→ **WHAT TO WORK ON**
Write back every record verbatim.

--- RAW DATA Enclosed Below ---

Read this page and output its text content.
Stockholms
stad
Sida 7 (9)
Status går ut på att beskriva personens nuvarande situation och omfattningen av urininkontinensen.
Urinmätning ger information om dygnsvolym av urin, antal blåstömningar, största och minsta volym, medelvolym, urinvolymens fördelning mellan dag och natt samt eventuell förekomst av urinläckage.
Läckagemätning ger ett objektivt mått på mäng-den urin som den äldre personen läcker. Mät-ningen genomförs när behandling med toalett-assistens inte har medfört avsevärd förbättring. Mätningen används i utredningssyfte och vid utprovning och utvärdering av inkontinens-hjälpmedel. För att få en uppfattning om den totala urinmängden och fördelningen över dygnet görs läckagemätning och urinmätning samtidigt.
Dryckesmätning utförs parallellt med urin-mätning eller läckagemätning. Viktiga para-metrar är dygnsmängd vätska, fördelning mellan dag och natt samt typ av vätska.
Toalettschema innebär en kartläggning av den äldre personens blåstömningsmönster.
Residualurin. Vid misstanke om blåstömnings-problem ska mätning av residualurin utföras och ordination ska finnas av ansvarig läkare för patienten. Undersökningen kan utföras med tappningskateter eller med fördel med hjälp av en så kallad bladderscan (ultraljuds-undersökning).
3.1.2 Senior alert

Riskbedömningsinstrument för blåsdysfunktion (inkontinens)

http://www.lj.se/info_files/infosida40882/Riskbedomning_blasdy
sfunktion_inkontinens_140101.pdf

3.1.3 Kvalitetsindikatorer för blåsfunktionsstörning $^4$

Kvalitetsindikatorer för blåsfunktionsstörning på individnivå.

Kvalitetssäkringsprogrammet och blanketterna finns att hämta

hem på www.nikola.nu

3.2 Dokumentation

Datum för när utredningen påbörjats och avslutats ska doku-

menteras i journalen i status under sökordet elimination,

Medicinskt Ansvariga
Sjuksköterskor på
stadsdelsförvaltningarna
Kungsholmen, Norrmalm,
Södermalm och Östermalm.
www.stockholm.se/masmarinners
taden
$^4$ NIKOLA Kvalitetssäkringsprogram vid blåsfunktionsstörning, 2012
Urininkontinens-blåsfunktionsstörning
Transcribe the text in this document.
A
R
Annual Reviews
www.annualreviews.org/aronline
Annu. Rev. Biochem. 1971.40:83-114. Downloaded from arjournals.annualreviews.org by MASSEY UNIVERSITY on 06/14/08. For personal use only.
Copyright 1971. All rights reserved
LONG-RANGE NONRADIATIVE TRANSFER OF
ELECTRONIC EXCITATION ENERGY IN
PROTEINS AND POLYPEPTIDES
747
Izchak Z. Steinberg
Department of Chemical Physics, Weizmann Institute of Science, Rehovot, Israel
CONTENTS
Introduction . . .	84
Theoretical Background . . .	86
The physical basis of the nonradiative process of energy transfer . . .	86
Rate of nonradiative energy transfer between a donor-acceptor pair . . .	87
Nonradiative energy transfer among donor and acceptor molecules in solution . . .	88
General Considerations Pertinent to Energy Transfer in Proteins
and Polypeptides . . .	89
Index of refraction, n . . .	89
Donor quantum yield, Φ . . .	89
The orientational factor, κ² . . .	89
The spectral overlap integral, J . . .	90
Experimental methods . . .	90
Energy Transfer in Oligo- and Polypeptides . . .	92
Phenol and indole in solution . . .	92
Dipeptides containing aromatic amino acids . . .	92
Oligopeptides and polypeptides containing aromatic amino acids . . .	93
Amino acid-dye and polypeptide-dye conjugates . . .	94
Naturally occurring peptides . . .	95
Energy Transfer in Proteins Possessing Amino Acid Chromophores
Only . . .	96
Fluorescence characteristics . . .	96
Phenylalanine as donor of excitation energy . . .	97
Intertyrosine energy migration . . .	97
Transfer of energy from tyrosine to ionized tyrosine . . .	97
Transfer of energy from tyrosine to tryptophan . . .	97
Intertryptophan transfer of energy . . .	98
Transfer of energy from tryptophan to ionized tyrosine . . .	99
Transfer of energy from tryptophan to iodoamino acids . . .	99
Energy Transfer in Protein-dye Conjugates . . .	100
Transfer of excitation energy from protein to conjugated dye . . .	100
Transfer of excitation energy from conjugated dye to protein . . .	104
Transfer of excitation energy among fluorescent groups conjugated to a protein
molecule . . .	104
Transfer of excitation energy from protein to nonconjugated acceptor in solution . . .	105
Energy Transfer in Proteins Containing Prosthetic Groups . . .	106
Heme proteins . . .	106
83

--- End of Enclosed RAW DATA ---

→ **SOLUTION TO THIS TASK**
Read this page and output its text content.
Stockholms
stad
Sida 7 (9)
Status går ut på att beskriva personens nuvarande situation och omfattningen av urininkontinensen.
Urinmätning ger information om dygnsvolym av urin, antal blåstömningar, största och minsta volym, medelvolym, urinvolymens fördelning mellan dag och natt samt eventuell förekomst av urinläckage.
Läckagemätning ger ett objektivt mått på mäng-den urin som den äldre personen läcker. Mät-ningen genomförs när behandling med toalett-assistens inte har medfört avsevärd förbättring. Mätningen används i utredningssyfte och vid utprovning och utvärdering av inkontinens-hjälpmedel. För att få en uppfattning om den totala urinmängden och fördelningen över dygnet görs läckagemätning och urinmätning samtidigt.
Dryckesmätning utförs parallellt med urin-mätning eller läckagemätning. Viktiga para-metrar är dygnsmängd vätska, fördelning mellan dag och natt samt typ av vätska.
Toalettschema innebär en kartläggning av den äldre personens blåstömningsmönster.
Residualurin. Vid misstanke om blåstömnings-problem ska mätning av residualurin utföras och ordination ska finnas av ansvarig läkare för patienten. Undersökningen kan utföras med tappningskateter eller med fördel med hjälp av en så kallad bladderscan (ultraljuds-undersökning).
3.1.2 Senior alert

Riskbedömningsinstrument för blåsdysfunktion (inkontinens)

http://www.lj.se/info_files/infosida40882/Riskbedomning_blasdy
sfunktion_inkontinens_140101.pdf

3.1.3 Kvalitetsindikatorer för blåsfunktionsstörning $^4$

Kvalitetsindikatorer för blåsfunktionsstörning på individnivå.

Kvalitetssäkringsprogrammet och blanketterna finns att hämta

hem på www.nikola.nu

3.2 Dokumentation

Datum för när utredningen påbörjats och avslutats ska doku-

menteras i journalen i status under sökordet elimination,

Medicinskt Ansvariga
Sjuksköterskor på
stadsdelsförvaltningarna
Kungsholmen, Norrmalm,
Södermalm och Östermalm.
www.stockholm.se/masmarinners
taden
$^4$ NIKOLA Kvalitetssäkringsprogram vid blåsfunktionsstörning, 2012
Urininkontinens-blåsfunktionsstörning
Transcribe the text in this document.
A
R
Annual Reviews
www.annualreviews.org/aronline
Annu. Rev. Biochem. 1971.40:83-114. Downloaded from arjournals.annualreviews.org by MASSEY UNIVERSITY on 06/14/08. For personal use only.
Copyright 1971. All rights reserved
LONG-RANGE NONRADIATIVE TRANSFER OF
ELECTRONIC EXCITATION ENERGY IN
PROTEINS AND POLYPEPTIDES
747
Izchak Z. Steinberg
Department of Chemical Physics, Weizmann Institute of Science, Rehovot, Israel
CONTENTS
Introduction . . .	84
Theoretical Background . . .	86
The physical basis of the nonradiative process of energy transfer . . .	86
Rate of nonradiative energy transfer between a donor-acceptor pair . . .	87
Nonradiative energy transfer among donor and acceptor molecules in solution . . .	88
General Considerations Pertinent to Energy Transfer in Proteins
and Polypeptides . . .	89
Index of refraction, n . . .	89
Donor quantum yield, Φ . . .	89
The orientational factor, κ² . . .	89
The spectral overlap integral, J . . .	90
Experimental methods . . .	90
Energy Transfer in Oligo- and Polypeptides . . .	92
Phenol and indole in solution . . .	92
Dipeptides containing aromatic amino acids . . .	92
Oligopeptides and polypeptides containing aromatic amino acids . . .	93
Amino acid-dye and polypeptide-dye conjugates . . .	94
Naturally occurring peptides . . .	95
Energy Transfer in Proteins Possessing Amino Acid Chromophores
Only . . .	96
Fluorescence characteristics . . .	96
Phenylalanine as donor of excitation energy . . .	97
Intertyrosine energy migration . . .	97
Transfer of energy from tyrosine to ionized tyrosine . . .	97
Transfer of energy from tyrosine to tryptophan . . .	97
Intertryptophan transfer of energy . . .	98
Transfer of energy from tryptophan to ionized tyrosine . . .	99
Transfer of energy from tryptophan to iodoamino acids . . .	99
Energy Transfer in Protein-dye Conjugates . . .	100
Transfer of excitation energy from protein to conjugated dye . . .	100
Transfer of excitation energy from conjugated dye to protein . . .	104
Transfer of excitation energy among fluorescent groups conjugated to a protein
molecule . . .	104
Transfer of excitation energy from protein to nonconjugated acceptor in solution . . .	105
Energy Transfer in Proteins Containing Prosthetic Groups . . .	106
Heme proteins . . .	106
83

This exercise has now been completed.